Output the full material exactly as it appears here.
***
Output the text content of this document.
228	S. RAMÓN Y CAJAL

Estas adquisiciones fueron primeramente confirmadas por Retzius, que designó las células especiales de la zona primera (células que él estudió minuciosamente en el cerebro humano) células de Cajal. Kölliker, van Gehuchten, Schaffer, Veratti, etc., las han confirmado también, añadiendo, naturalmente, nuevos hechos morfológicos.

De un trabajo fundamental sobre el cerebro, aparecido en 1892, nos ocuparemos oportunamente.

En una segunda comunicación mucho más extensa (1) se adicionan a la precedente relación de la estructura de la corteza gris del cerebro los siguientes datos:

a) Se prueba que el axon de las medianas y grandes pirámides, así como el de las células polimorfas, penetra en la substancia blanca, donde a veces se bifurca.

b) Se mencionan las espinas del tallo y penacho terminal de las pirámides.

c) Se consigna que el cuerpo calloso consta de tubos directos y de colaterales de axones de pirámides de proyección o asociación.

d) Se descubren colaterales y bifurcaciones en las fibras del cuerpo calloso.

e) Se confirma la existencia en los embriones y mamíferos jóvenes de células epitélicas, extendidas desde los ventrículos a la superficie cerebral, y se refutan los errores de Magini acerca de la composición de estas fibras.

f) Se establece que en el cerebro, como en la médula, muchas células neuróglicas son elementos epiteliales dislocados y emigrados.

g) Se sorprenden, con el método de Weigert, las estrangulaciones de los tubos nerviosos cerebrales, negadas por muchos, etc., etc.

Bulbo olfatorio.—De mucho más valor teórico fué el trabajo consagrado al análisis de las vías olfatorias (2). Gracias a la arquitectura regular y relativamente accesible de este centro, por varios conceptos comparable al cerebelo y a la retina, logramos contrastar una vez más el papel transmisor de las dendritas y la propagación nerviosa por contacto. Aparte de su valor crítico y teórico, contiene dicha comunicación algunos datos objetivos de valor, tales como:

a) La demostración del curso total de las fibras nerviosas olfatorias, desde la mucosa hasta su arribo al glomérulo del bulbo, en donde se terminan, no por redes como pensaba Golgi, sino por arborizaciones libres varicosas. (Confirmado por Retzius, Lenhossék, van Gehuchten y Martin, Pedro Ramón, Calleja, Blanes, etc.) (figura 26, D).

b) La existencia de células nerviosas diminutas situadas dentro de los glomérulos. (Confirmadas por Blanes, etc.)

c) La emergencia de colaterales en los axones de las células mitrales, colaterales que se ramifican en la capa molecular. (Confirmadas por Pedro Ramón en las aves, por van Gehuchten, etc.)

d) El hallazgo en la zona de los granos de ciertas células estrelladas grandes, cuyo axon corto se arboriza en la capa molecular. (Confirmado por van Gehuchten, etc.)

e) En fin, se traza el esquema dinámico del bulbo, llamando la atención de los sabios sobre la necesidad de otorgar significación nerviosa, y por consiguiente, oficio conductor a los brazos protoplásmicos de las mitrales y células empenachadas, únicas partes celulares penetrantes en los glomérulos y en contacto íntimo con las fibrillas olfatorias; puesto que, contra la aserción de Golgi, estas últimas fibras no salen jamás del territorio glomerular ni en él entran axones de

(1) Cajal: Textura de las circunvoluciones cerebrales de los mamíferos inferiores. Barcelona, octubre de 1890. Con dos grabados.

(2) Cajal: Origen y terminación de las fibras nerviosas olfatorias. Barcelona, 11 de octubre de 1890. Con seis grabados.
***
Exercise output -
Output the text content of this document.
228	S. RAMÓN Y CAJAL

Estas adquisiciones fueron primeramente confirmadas por Retzius, que designó las células especiales de la zona primera (células que él estudió minuciosamente en el cerebro humano) células de Cajal. Kölliker, van Gehuchten, Schaffer, Veratti, etc., las han confirmado también, añadiendo, naturalmente, nuevos hechos morfológicos.

De un trabajo fundamental sobre el cerebro, aparecido en 1892, nos ocuparemos oportunamente.

En una segunda comunicación mucho más extensa (1) se adicionan a la precedente relación de la estructura de la corteza gris del cerebro los siguientes datos:

a) Se prueba que el axon de las medianas y grandes pirámides, así como el de las células polimorfas, penetra en la substancia blanca, donde a veces se bifurca.

b) Se mencionan las espinas del tallo y penacho terminal de las pirámides.

c) Se consigna que el cuerpo calloso consta de tubos directos y de colaterales de axones de pirámides de proyección o asociación.

d) Se descubren colaterales y bifurcaciones en las fibras del cuerpo calloso.

e) Se confirma la existencia en los embriones y mamíferos jóvenes de células epitélicas, extendidas desde los ventrículos a la superficie cerebral, y se refutan los errores de Magini acerca de la composición de estas fibras.

f) Se establece que en el cerebro, como en la médula, muchas células neuróglicas son elementos epiteliales dislocados y emigrados.

g) Se sorprenden, con el método de Weigert, las estrangulaciones de los tubos nerviosos cerebrales, negadas por muchos, etc., etc.

Bulbo olfatorio.—De mucho más valor teórico fué el trabajo consagrado al análisis de las vías olfatorias (2). Gracias a la arquitectura regular y relativamente accesible de este centro, por varios conceptos comparable al cerebelo y a la retina, logramos contrastar una vez más el papel transmisor de las dendritas y la propagación nerviosa por contacto. Aparte de su valor crítico y teórico, contiene dicha comunicación algunos datos objetivos de valor, tales como:

a) La demostración del curso total de las fibras nerviosas olfatorias, desde la mucosa hasta su arribo al glomérulo del bulbo, en donde se terminan, no por redes como pensaba Golgi, sino por arborizaciones libres varicosas. (Confirmado por Retzius, Lenhossék, van Gehuchten y Martin, Pedro Ramón, Calleja, Blanes, etc.) (figura 26, D).

b) La existencia de células nerviosas diminutas situadas dentro de los glomérulos. (Confirmadas por Blanes, etc.)

c) La emergencia de colaterales en los axones de las células mitrales, colaterales que se ramifican en la capa molecular. (Confirmadas por Pedro Ramón en las aves, por van Gehuchten, etc.)

d) El hallazgo en la zona de los granos de ciertas células estrelladas grandes, cuyo axon corto se arboriza en la capa molecular. (Confirmado por van Gehuchten, etc.)

e) En fin, se traza el esquema dinámico del bulbo, llamando la atención de los sabios sobre la necesidad de otorgar significación nerviosa, y por consiguiente, oficio conductor a los brazos protoplásmicos de las mitrales y células empenachadas, únicas partes celulares penetrantes en los glomérulos y en contacto íntimo con las fibrillas olfatorias; puesto que, contra la aserción de Golgi, estas últimas fibras no salen jamás del territorio glomerular ni en él entran axones de

(1) Cajal: Textura de las circunvoluciones cerebrales de los mamíferos inferiores. Barcelona, octubre de 1890. Con dos grabados.

(2) Cajal: Origen y terminación de las fibras nerviosas olfatorias. Barcelona, 11 de octubre de 1890. Con seis grabados.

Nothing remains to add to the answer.